Cantora sempre no alvo das críticas 

Com uma rápida pesquisa na internet é possível encontrar diversas publicações que criticam o comportamento da cantora em outros shows Brasil afora. “Fãs de Maiara e Maraísa estão decepcionados com a dupla após show em Florianópolis. Público mostrou que Maiara estava aparentemente bêbada e não conseguia cantar direito”, diz uma das publicações.

Em outra matéria, de janeiro deste ano, outro site diz: “Maiara, da dupla com Maraisa, é acusada de fazer show bêbada: ‘Cenas lamentáveis’”. Em fevereiro, outra manchete diz: “Maiara rebate críticas por beber em shows e afronta haters”.

Comportamento exclusivo? 

No entanto, beber no palco durante shows é comportamento extremamente comum entre cantores, principalmente os do segmento sertanejo. O fato foi lembrado por um internauta em uma das publicações na rede X, o antigo Twitter, sobre o show de Campo Grande.E o povo paga pra assistir isso. Não é só ela, Gusttavo Lima, Bruno, Leonardo, e assim por diante”, diz o tweet.

Críticas ao comportamento e à relação desses cantores com a bebida, por outro lado, não são tão comuns. 

Para a socióloga Nathalia Eberhardt Ziê, mestre em História Social e integrante da Articulação de Mulheres Brasileiras no Mato Grosso do Sul, esse cenário evidencia duas importantes questões: a de gênero e a de saúde pública. 

O consumo de álcool é moralmente encarado de maneiras variáveis pelas pessoas, destaca. Além disso, “os critérios demonstram os incômodos da sociedade com o papel que as mulheres estão assumindo, suas independências e inserções em universos e comportamentos antes dominados pelos homens”, analisa a especialista.

“Por exemplo, uma mulher se embebedando se tornar um fato de destaque para a opinião pública demonstra como ser homem e ser mulher em nossa sociedade é regulado por um padrão de convívio excludente e discriminatório”, contextualiza Nathalia. 

Isso porque o mesmo fato “é tratado com naturalidade quando praticado por um homem e com estigmas e preconceitos quando praticado por uma mulher, isso sem analisar intersecções de raça, classe social e identidade de gênero”, completa a socióloga.

Dados fornecidos:
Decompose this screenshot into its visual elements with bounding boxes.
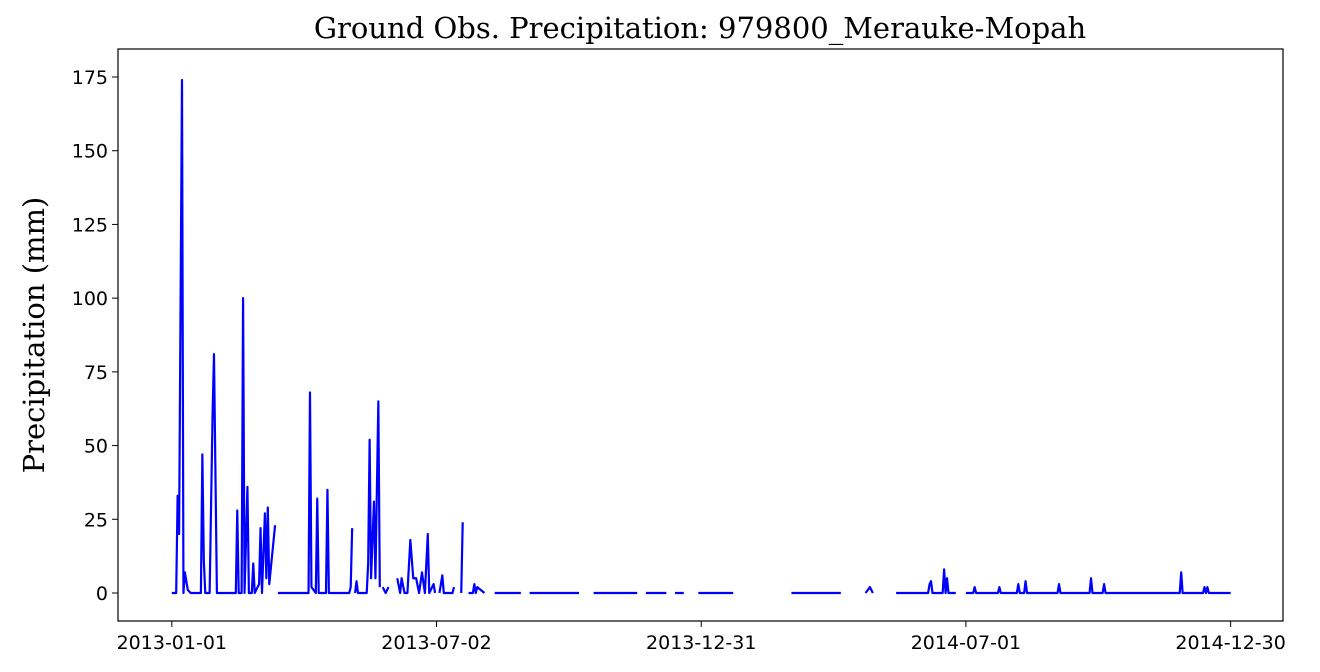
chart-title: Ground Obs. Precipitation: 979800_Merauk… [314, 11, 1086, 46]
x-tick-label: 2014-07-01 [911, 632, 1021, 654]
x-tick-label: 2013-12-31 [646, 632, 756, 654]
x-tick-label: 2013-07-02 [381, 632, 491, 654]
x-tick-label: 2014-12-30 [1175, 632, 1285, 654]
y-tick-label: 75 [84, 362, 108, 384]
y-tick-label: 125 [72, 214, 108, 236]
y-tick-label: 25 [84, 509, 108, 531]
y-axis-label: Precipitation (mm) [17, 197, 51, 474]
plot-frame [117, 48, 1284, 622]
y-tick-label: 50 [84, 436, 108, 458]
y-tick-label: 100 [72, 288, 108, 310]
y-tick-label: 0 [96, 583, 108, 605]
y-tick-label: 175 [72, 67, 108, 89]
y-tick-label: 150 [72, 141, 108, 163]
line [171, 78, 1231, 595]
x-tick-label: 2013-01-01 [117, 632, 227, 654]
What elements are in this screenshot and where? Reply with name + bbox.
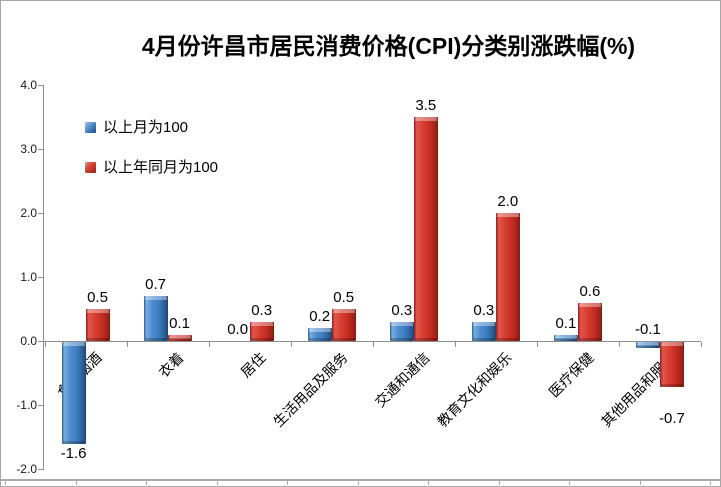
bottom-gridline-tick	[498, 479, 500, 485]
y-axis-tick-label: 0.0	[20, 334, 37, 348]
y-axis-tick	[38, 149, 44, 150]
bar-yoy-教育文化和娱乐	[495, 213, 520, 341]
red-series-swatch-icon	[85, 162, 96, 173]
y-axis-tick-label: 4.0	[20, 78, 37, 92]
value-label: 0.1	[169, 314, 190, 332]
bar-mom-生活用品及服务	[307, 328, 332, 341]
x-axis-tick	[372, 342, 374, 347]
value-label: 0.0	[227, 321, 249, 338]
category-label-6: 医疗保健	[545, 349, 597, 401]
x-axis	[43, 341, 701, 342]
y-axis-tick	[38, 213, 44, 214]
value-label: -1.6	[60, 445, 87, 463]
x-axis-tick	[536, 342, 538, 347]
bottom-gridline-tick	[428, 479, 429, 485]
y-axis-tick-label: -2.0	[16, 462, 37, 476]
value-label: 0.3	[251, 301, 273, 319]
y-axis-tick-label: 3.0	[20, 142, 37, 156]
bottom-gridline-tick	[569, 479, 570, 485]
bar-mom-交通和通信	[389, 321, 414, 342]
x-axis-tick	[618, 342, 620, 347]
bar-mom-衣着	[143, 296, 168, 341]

Tarefa proposta:
Prossiga o trecho sobre as críticas à cantora Maiara, começando logo após a última frase apresentada.

Resposta:
Droga legalizada

A especialista ainda destaca que essa diferenciação é tão séria – e comum – que há homens que justificam violências praticadas contra mulheres a partir do fato de que “ela estava bêbada”. 

“Esse discurso é recorrente para julgamentos morais ou, muito mais grave, quando são cometidos crimes de abusos sexuais contra mulheres, por exemplo. Isso é parte de uma cultura que não aceita o movimento de liberdade das mulheres ao mesmo tempo em que legitima violências a partir do próprio uso excessivo do álcool, que leva a outro problema”, amplia Nathalia.

Na análise da especialista, o primeiro debate a se fazer sobre esse assunto é se o problema é o uso do álcool. “Já se tem comprovado que outros psicoativos criminalizados no mundo não causam os dados que o álcool, uma substância totalmente legalizada, causa para a vida humana”, pontua.

“O álcool é a substância psicoativa mais antiga e é usado em várias culturas durante séculos. O debate que se faz hoje em relação a este consumo, do ponto de vista da saúde pública, é sobre seu uso abusivo, responsável por gerar danos à saúde, além de danos sociais e econômicos. Este deveria ser o primeiro debate a se fazer, se o problema é o uso do álcool e não os machismos”, finaliza a especialista.